-- START DATASET EXCERPTS --

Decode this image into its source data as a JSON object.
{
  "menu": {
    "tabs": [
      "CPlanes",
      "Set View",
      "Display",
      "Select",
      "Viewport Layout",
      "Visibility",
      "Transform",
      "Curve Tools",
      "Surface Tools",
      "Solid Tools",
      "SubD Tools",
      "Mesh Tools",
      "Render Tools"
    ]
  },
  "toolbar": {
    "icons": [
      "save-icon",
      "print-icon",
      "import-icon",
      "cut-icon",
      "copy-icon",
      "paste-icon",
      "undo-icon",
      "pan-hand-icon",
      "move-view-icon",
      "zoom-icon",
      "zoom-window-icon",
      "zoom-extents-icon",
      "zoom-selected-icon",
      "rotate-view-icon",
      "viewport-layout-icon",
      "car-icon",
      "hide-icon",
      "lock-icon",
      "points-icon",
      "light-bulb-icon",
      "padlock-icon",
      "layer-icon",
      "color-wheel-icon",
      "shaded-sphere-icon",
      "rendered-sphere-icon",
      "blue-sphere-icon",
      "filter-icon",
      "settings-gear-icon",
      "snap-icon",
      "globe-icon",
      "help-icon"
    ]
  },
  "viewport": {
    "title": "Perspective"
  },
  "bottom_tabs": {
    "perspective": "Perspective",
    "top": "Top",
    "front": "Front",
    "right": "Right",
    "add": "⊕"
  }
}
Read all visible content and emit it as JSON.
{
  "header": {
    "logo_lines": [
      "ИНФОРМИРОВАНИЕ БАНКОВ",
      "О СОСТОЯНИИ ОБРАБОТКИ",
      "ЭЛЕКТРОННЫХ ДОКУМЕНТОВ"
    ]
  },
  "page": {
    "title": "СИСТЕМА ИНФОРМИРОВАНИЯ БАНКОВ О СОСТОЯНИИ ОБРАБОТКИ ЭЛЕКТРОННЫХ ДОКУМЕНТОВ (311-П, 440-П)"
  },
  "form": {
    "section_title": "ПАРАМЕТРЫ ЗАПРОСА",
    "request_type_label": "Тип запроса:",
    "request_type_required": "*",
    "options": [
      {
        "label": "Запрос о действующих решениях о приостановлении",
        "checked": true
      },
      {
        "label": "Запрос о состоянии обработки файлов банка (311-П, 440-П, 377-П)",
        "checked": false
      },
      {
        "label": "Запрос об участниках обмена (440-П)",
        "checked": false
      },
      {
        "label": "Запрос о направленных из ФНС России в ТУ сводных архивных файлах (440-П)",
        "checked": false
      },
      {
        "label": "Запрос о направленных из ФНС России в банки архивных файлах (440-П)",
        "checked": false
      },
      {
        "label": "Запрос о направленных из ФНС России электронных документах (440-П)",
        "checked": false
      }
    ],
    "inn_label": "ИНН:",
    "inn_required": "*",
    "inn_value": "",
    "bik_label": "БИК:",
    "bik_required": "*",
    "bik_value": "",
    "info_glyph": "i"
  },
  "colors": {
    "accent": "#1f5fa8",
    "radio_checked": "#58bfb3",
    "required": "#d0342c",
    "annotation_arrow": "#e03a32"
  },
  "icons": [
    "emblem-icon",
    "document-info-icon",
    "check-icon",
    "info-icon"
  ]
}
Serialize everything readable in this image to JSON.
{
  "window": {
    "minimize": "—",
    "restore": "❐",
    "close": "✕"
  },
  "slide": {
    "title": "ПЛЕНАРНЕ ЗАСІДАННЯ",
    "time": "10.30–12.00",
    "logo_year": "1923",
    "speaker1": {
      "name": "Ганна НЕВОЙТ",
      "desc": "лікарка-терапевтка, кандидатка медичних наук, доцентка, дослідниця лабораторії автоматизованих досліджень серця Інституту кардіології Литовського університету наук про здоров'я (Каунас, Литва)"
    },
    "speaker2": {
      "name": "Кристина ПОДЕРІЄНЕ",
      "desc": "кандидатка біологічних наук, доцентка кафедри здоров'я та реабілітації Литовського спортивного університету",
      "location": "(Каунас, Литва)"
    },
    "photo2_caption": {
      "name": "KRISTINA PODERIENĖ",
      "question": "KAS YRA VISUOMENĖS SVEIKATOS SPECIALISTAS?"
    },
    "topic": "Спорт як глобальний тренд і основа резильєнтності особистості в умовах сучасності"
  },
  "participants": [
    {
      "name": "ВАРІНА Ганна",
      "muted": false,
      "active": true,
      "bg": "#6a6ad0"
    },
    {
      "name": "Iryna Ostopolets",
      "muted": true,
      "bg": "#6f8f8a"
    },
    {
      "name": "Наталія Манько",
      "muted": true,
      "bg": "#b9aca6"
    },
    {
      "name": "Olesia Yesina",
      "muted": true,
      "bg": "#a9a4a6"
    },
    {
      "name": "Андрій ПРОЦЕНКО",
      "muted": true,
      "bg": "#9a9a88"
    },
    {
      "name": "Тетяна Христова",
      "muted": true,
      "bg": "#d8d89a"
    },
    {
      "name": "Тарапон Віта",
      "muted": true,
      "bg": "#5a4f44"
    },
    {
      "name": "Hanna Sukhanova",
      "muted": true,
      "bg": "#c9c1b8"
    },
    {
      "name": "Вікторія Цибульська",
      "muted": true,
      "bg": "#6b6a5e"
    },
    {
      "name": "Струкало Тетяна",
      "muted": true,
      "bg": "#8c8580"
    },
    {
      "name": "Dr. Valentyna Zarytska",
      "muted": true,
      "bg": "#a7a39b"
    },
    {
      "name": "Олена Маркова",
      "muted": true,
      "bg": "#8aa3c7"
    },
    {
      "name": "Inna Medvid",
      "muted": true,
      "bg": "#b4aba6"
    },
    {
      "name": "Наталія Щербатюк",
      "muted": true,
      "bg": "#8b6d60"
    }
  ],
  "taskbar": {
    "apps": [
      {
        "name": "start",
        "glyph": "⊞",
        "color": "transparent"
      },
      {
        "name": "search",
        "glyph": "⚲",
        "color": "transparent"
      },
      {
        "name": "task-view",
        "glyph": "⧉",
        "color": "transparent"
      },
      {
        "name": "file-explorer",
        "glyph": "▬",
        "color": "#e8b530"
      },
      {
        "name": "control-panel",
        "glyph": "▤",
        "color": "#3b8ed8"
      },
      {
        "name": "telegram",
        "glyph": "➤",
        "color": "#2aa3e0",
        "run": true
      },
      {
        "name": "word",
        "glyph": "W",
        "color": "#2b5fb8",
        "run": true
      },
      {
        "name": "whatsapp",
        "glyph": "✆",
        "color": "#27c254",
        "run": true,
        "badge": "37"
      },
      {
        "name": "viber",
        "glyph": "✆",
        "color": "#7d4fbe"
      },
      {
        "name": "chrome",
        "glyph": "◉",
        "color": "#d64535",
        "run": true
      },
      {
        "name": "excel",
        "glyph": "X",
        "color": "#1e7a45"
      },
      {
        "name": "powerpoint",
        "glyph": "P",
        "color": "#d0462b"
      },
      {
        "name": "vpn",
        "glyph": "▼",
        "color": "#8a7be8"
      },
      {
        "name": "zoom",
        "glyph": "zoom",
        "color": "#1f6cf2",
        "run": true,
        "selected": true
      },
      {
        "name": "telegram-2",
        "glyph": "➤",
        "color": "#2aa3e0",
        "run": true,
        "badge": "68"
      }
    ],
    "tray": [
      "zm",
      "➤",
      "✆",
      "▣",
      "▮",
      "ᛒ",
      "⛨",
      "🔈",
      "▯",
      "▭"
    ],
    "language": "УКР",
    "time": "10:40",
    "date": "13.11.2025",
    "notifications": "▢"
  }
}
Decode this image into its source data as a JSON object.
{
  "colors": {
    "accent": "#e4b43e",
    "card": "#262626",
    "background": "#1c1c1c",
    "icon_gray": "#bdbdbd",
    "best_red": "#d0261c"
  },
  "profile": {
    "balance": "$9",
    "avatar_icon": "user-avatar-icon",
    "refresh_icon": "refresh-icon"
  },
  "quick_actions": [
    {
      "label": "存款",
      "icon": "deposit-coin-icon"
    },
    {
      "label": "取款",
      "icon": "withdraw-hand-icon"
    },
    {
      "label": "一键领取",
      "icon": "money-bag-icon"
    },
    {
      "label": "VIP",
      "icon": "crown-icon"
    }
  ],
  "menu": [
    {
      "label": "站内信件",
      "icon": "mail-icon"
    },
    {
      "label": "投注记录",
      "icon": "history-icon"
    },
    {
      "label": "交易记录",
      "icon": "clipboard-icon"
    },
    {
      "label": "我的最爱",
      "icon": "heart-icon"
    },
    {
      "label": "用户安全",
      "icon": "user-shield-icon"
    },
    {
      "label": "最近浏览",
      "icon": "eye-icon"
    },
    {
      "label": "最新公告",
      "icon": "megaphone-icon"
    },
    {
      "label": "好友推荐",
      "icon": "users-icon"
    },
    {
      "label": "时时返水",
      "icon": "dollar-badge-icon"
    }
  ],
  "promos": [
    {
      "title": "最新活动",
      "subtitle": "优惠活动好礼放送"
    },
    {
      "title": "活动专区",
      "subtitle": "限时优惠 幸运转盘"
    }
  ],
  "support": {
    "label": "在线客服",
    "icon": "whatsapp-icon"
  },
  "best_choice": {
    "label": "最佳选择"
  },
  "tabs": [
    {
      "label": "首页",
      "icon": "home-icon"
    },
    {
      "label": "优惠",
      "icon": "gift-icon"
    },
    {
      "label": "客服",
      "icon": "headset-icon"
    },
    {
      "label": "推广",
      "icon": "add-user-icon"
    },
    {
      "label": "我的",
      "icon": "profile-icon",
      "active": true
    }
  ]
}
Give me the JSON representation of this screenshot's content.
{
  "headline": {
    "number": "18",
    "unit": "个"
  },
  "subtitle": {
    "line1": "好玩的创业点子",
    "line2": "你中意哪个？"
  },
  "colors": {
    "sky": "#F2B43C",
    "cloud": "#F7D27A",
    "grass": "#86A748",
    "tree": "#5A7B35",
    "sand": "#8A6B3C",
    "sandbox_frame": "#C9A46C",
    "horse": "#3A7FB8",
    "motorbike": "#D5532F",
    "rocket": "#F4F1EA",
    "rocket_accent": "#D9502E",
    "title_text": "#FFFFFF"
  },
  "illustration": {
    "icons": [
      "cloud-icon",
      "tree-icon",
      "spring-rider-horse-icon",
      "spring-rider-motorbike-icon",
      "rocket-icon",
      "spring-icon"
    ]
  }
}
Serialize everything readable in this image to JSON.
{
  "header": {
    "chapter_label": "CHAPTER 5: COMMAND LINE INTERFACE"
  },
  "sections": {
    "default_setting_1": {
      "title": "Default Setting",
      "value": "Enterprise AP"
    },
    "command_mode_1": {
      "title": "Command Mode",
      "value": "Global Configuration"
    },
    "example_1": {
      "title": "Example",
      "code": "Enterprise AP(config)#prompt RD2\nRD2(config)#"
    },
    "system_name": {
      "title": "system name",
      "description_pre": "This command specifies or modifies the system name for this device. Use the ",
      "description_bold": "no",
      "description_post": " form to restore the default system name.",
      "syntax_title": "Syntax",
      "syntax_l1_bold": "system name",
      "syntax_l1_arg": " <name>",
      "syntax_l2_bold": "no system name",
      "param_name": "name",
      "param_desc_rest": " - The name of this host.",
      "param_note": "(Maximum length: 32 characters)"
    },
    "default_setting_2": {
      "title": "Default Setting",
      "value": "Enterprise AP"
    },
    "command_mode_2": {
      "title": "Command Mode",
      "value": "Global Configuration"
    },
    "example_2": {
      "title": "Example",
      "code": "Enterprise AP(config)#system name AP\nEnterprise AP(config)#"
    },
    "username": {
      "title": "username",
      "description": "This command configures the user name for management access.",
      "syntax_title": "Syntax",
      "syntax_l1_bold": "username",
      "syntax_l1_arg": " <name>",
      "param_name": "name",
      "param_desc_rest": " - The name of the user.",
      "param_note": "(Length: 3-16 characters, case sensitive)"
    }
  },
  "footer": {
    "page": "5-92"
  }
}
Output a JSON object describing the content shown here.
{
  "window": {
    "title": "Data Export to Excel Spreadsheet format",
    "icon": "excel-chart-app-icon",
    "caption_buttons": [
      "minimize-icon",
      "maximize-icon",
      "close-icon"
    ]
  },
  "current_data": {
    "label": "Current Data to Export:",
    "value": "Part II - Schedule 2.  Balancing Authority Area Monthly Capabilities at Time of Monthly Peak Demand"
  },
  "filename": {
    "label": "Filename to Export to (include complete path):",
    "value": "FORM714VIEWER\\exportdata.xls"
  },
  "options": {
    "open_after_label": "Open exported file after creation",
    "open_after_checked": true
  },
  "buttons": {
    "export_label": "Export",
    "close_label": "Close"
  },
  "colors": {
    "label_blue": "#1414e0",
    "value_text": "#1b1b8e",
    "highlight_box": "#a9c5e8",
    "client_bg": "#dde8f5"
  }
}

-- END DATASET EXCERPTS --

◆ TASK DETAILS ◆
Return each line of the listing that holds the string "sphere".

◆ RESULT OF THE TASK ◆
      "shaded-sphere-icon",
      "rendered-sphere-icon",
      "blue-sphere-icon",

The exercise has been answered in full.